Copy all of the records below verbatim.

Dataset excerpts.

○ ○ ○ ○ ○

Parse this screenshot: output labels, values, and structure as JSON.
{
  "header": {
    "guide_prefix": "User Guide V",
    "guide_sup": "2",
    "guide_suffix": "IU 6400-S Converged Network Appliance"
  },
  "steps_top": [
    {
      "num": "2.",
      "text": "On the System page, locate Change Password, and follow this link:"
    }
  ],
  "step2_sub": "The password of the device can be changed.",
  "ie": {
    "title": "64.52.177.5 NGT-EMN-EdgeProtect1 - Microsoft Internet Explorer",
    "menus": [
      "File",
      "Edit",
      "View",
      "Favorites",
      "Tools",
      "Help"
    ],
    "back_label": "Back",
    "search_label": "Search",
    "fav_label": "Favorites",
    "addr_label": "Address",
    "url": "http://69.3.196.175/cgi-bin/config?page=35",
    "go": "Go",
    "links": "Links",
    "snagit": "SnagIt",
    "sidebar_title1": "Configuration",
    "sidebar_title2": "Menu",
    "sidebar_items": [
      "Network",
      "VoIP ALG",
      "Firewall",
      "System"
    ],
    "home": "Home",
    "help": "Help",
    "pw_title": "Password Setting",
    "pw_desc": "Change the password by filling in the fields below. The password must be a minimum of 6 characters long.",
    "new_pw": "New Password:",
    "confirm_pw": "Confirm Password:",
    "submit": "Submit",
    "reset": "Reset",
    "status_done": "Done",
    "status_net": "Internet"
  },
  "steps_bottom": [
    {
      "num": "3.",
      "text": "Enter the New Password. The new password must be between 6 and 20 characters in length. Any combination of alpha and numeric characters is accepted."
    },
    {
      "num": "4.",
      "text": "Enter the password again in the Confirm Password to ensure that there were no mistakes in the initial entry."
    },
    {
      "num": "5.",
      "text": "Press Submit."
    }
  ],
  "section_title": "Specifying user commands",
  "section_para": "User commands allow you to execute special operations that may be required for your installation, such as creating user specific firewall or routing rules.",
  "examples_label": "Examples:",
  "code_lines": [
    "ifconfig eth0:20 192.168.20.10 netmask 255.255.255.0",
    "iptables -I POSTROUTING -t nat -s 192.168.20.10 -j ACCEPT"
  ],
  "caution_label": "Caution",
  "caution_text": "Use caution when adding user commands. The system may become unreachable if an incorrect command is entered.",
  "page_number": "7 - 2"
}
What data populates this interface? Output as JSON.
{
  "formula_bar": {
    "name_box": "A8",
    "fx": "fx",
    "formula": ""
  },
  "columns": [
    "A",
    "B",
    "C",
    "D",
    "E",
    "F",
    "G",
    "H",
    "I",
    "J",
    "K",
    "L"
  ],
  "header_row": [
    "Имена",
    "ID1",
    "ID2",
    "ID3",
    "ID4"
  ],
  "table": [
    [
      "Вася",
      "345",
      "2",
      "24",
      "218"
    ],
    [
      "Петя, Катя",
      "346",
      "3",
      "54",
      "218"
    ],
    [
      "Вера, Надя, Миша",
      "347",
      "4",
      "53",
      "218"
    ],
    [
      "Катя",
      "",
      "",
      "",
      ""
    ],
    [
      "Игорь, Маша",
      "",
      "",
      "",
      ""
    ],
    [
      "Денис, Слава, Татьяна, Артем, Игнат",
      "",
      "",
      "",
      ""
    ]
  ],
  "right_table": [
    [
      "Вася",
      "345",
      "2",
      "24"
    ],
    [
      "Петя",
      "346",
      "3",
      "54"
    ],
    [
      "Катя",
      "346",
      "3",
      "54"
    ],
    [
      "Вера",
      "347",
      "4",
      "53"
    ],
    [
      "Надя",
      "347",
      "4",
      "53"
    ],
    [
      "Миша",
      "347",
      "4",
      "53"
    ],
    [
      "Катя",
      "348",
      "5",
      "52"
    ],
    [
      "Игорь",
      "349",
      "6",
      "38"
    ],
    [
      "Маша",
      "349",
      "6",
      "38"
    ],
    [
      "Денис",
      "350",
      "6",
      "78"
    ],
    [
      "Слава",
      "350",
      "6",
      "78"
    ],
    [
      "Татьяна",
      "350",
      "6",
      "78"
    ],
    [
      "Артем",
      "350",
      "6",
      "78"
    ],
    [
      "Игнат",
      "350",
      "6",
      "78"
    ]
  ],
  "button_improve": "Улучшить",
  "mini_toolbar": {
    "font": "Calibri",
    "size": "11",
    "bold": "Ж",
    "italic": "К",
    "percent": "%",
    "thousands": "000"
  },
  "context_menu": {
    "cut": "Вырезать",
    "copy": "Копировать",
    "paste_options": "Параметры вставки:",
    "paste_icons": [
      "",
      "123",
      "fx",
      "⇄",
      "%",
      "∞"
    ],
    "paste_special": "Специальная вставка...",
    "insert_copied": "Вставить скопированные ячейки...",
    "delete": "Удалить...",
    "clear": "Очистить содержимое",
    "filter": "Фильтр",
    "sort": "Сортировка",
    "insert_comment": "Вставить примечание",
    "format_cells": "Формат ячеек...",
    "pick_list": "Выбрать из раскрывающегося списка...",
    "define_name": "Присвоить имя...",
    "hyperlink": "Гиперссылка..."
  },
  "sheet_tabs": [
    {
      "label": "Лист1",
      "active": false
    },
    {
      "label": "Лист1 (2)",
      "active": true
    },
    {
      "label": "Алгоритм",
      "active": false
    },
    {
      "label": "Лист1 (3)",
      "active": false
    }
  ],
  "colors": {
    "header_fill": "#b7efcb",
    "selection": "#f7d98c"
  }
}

○ ○ ○ ○ ○

The answer.
Parse this screenshot: output labels, values, and structure as JSON.
{
  "header": {
    "guide_prefix": "User Guide V",
    "guide_sup": "2",
    "guide_suffix": "IU 6400-S Converged Network Appliance"
  },
  "steps_top": [
    {
      "num": "2.",
      "text": "On the System page, locate Change Password, and follow this link:"
    }
  ],
  "step2_sub": "The password of the device can be changed.",
  "ie": {
    "title": "64.52.177.5 NGT-EMN-EdgeProtect1 - Microsoft Internet Explorer",
    "menus": [
      "File",
      "Edit",
      "View",
      "Favorites",
      "Tools",
      "Help"
    ],
    "back_label": "Back",
    "search_label": "Search",
    "fav_label": "Favorites",
    "addr_label": "Address",
    "url": "http://69.3.196.175/cgi-bin/config?page=35",
    "go": "Go",
    "links": "Links",
    "snagit": "SnagIt",
    "sidebar_title1": "Configuration",
    "sidebar_title2": "Menu",
    "sidebar_items": [
      "Network",
      "VoIP ALG",
      "Firewall",
      "System"
    ],
    "home": "Home",
    "help": "Help",
    "pw_title": "Password Setting",
    "pw_desc": "Change the password by filling in the fields below. The password must be a minimum of 6 characters long.",
    "new_pw": "New Password:",
    "confirm_pw": "Confirm Password:",
    "submit": "Submit",
    "reset": "Reset",
    "status_done": "Done",
    "status_net": "Internet"
  },
  "steps_bottom": [
    {
      "num": "3.",
      "text": "Enter the New Password. The new password must be between 6 and 20 characters in length. Any combination of alpha and numeric characters is accepted."
    },
    {
      "num": "4.",
      "text": "Enter the password again in the Confirm Password to ensure that there were no mistakes in the initial entry."
    },
    {
      "num": "5.",
      "text": "Press Submit."
    }
  ],
  "section_title": "Specifying user commands",
  "section_para": "User commands allow you to execute special operations that may be required for your installation, such as creating user specific firewall or routing rules.",
  "examples_label": "Examples:",
  "code_lines": [
    "ifconfig eth0:20 192.168.20.10 netmask 255.255.255.0",
    "iptables -I POSTROUTING -t nat -s 192.168.20.10 -j ACCEPT"
  ],
  "caution_label": "Caution",
  "caution_text": "Use caution when adding user commands. The system may become unreachable if an incorrect command is entered.",
  "page_number": "7 - 2"
}
What data populates this interface? Output as JSON.
{
  "formula_bar": {
    "name_box": "A8",
    "fx": "fx",
    "formula": ""
  },
  "columns": [
    "A",
    "B",
    "C",
    "D",
    "E",
    "F",
    "G",
    "H",
    "I",
    "J",
    "K",
    "L"
  ],
  "header_row": [
    "Имена",
    "ID1",
    "ID2",
    "ID3",
    "ID4"
  ],
  "table": [
    [
      "Вася",
      "345",
      "2",
      "24",
      "218"
    ],
    [
      "Петя, Катя",
      "346",
      "3",
      "54",
      "218"
    ],
    [
      "Вера, Надя, Миша",
      "347",
      "4",
      "53",
      "218"
    ],
    [
      "Катя",
      "",
      "",
      "",
      ""
    ],
    [
      "Игорь, Маша",
      "",
      "",
      "",
      ""
    ],
    [
      "Денис, Слава, Татьяна, Артем, Игнат",
      "",
      "",
      "",
      ""
    ]
  ],
  "right_table": [
    [
      "Вася",
      "345",
      "2",
      "24"
    ],
    [
      "Петя",
      "346",
      "3",
      "54"
    ],
    [
      "Катя",
      "346",
      "3",
      "54"
    ],
    [
      "Вера",
      "347",
      "4",
      "53"
    ],
    [
      "Надя",
      "347",
      "4",
      "53"
    ],
    [
      "Миша",
      "347",
      "4",
      "53"
    ],
    [
      "Катя",
      "348",
      "5",
      "52"
    ],
    [
      "Игорь",
      "349",
      "6",
      "38"
    ],
    [
      "Маша",
      "349",
      "6",
      "38"
    ],
    [
      "Денис",
      "350",
      "6",
      "78"
    ],
    [
      "Слава",
      "350",
      "6",
      "78"
    ],
    [
      "Татьяна",
      "350",
      "6",
      "78"
    ],
    [
      "Артем",
      "350",
      "6",
      "78"
    ],
    [
      "Игнат",
      "350",
      "6",
      "78"
    ]
  ],
  "button_improve": "Улучшить",
  "mini_toolbar": {
    "font": "Calibri",
    "size": "11",
    "bold": "Ж",
    "italic": "К",
    "percent": "%",
    "thousands": "000"
  },
  "context_menu": {
    "cut": "Вырезать",
    "copy": "Копировать",
    "paste_options": "Параметры вставки:",
    "paste_icons": [
      "",
      "123",
      "fx",
      "⇄",
      "%",
      "∞"
    ],
    "paste_special": "Специальная вставка...",
    "insert_copied": "Вставить скопированные ячейки...",
    "delete": "Удалить...",
    "clear": "Очистить содержимое",
    "filter": "Фильтр",
    "sort": "Сортировка",
    "insert_comment": "Вставить примечание",
    "format_cells": "Формат ячеек...",
    "pick_list": "Выбрать из раскрывающегося списка...",
    "define_name": "Присвоить имя...",
    "hyperlink": "Гиперссылка..."
  },
  "sheet_tabs": [
    {
      "label": "Лист1",
      "active": false
    },
    {
      "label": "Лист1 (2)",
      "active": true
    },
    {
      "label": "Алгоритм",
      "active": false
    },
    {
      "label": "Лист1 (3)",
      "active": false
    }
  ],
  "colors": {
    "header_fill": "#b7efcb",
    "selection": "#f7d98c"
  }
}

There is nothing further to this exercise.